[Start]

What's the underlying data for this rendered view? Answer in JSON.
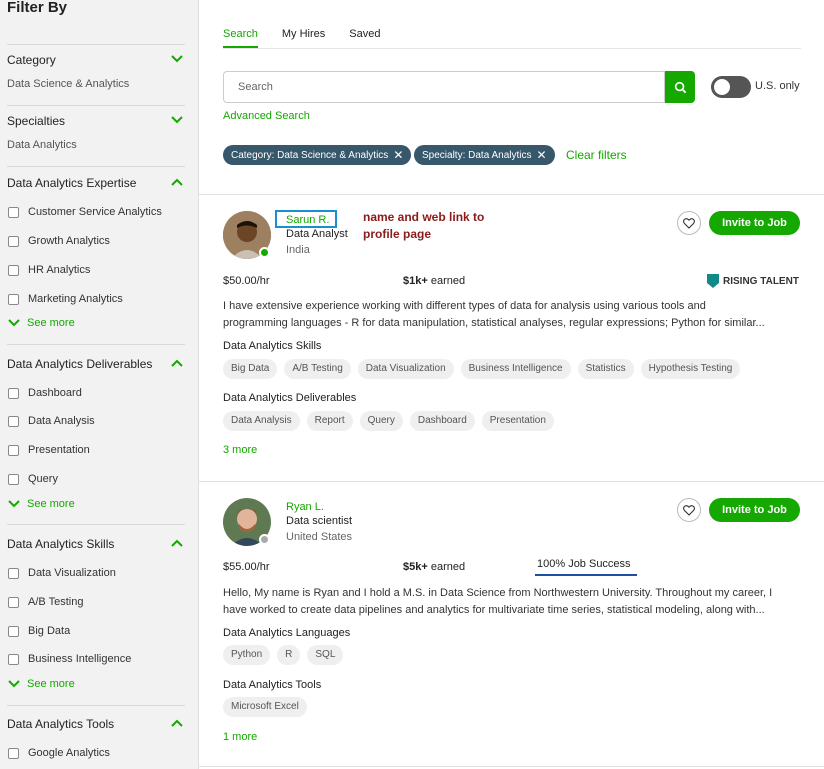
{
  "sidebar": {
    "title": "Filter By",
    "category": {
      "label": "Category",
      "value": "Data Science & Analytics"
    },
    "specialties": {
      "label": "Specialties",
      "value": "Data Analytics"
    },
    "expertise": {
      "label": "Data Analytics Expertise",
      "options": [
        "Customer Service Analytics",
        "Growth Analytics",
        "HR Analytics",
        "Marketing Analytics"
      ],
      "see_more": "See more"
    },
    "deliverables": {
      "label": "Data Analytics Deliverables",
      "options": [
        "Dashboard",
        "Data Analysis",
        "Presentation",
        "Query"
      ],
      "see_more": "See more"
    },
    "skills": {
      "label": "Data Analytics Skills",
      "options": [
        "Data Visualization",
        "A/B Testing",
        "Big Data",
        "Business Intelligence"
      ],
      "see_more": "See more"
    },
    "tools": {
      "label": "Data Analytics Tools",
      "options": [
        "Google Analytics"
      ]
    }
  },
  "tabs": [
    "Search",
    "My Hires",
    "Saved"
  ],
  "search": {
    "placeholder": "Search",
    "us_only": "U.S. only",
    "advanced": "Advanced Search"
  },
  "active_filters": [
    "Category: Data Science & Analytics",
    "Specialty: Data Analytics"
  ],
  "clear_filters": "Clear filters",
  "annotation": [
    "name and web link to",
    "profile page"
  ],
  "freelancers": [
    {
      "name": "Sarun R.",
      "title": "Data Analyst",
      "country": "India",
      "rate": "$50.00/hr",
      "earned_amount": "$1k+",
      "earned_label": "earned",
      "badge": "RISING TALENT",
      "invite": "Invite to Job",
      "description": [
        "I have extensive experience working with different types of data for analysis using various tools and",
        "programming languages - R for data manipulation, statistical analyses, regular expressions; Python for similar..."
      ],
      "group1_title": "Data Analytics Skills",
      "group1": [
        "Big Data",
        "A/B Testing",
        "Data Visualization",
        "Business Intelligence",
        "Statistics",
        "Hypothesis Testing"
      ],
      "group2_title": "Data Analytics Deliverables",
      "group2": [
        "Data Analysis",
        "Report",
        "Query",
        "Dashboard",
        "Presentation"
      ],
      "more": "3 more",
      "online": true
    },
    {
      "name": "Ryan L.",
      "title": "Data scientist",
      "country": "United States",
      "rate": "$55.00/hr",
      "earned_amount": "$5k+",
      "earned_label": "earned",
      "job_success": "100% Job Success",
      "invite": "Invite to Job",
      "description": [
        "Hello, My name is Ryan and I hold a M.S. in Data Science from Northwestern University. Throughout my career, I",
        "have worked to create data pipelines and analytics for multivariate time series, statistical modeling, along with..."
      ],
      "group1_title": "Data Analytics Languages",
      "group1": [
        "Python",
        "R",
        "SQL"
      ],
      "group2_title": "Data Analytics Tools",
      "group2": [
        "Microsoft Excel"
      ],
      "more": "1 more",
      "online": false
    }
  ],
  "colors": {
    "accent": "#14a800",
    "chip": "#37576b",
    "annotation": "#8b1a1a",
    "highlight_box": "#1a8fd0"
  }
}
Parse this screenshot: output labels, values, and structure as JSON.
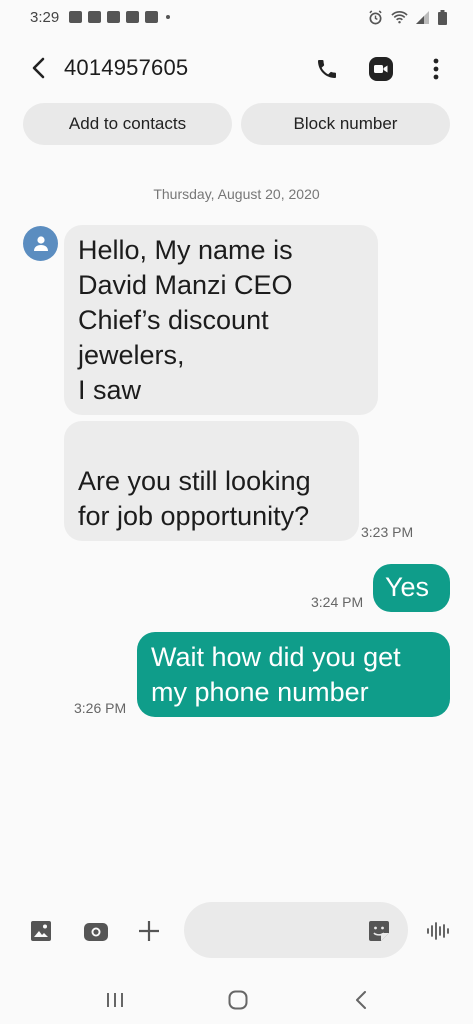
{
  "status_bar": {
    "time": "3:29"
  },
  "header": {
    "contact_number": "4014957605"
  },
  "actions": {
    "add_to_contacts": "Add to contacts",
    "block_number": "Block number"
  },
  "conversation": {
    "date": "Thursday, August 20, 2020",
    "messages": [
      {
        "direction": "incoming",
        "text": "Hello, My name is\nDavid Manzi CEO\nChief’s discount\njewelers,\nI saw"
      },
      {
        "direction": "incoming",
        "text": "\nAre you still looking\nfor job opportunity?",
        "time": "3:23 PM"
      },
      {
        "direction": "outgoing",
        "text": "Yes",
        "time": "3:24 PM"
      },
      {
        "direction": "outgoing",
        "text": "Wait how did you get\nmy phone number",
        "time": "3:26 PM"
      }
    ]
  },
  "composer": {
    "placeholder": ""
  },
  "colors": {
    "outgoing_bubble": "#0f9d8a",
    "incoming_bubble": "#ececec",
    "avatar": "#5b8dc0"
  },
  "icons": [
    "back-icon",
    "phone-icon",
    "video-call-icon",
    "more-options-icon",
    "gallery-icon",
    "camera-icon",
    "plus-icon",
    "sticker-icon",
    "voice-icon",
    "recent-apps-icon",
    "home-icon",
    "nav-back-icon"
  ]
}
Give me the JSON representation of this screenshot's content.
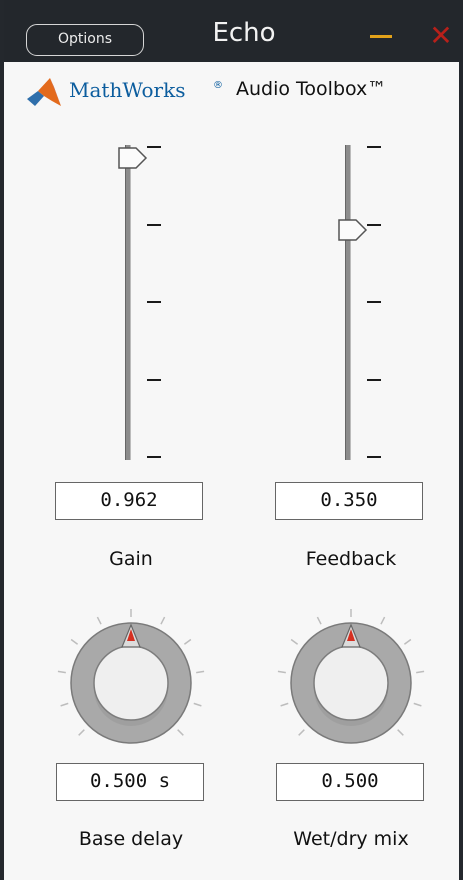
{
  "window": {
    "title": "Echo",
    "options_label": "Options",
    "minimize_icon": "minimize-icon",
    "close_icon": "close-icon",
    "close_glyph": "✕",
    "colors": {
      "titlebar": "#23272c",
      "minimize": "#e3a21a",
      "close": "#b7201a"
    }
  },
  "brand": {
    "logo_icon": "mathworks-logo-icon",
    "name": "MathWorks",
    "mark": "®",
    "product": "Audio Toolbox™",
    "colors": {
      "name": "#0c5d9e"
    }
  },
  "controls": {
    "gain": {
      "value": "0.962",
      "label": "Gain",
      "level": 0.962
    },
    "feedback": {
      "value": "0.350",
      "label": "Feedback",
      "level": 0.73
    },
    "base_delay": {
      "value": "0.500 s",
      "label": "Base delay",
      "level": 0.5
    },
    "wet_dry_mix": {
      "value": "0.500",
      "label": "Wet/dry mix",
      "level": 0.5
    }
  }
}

[End]

In the material above, find the lines that contain "level" and show them.

» Exercise response
      "level": 0.962
      "level": 0.73
      "level": 0.5
      "level": 0.5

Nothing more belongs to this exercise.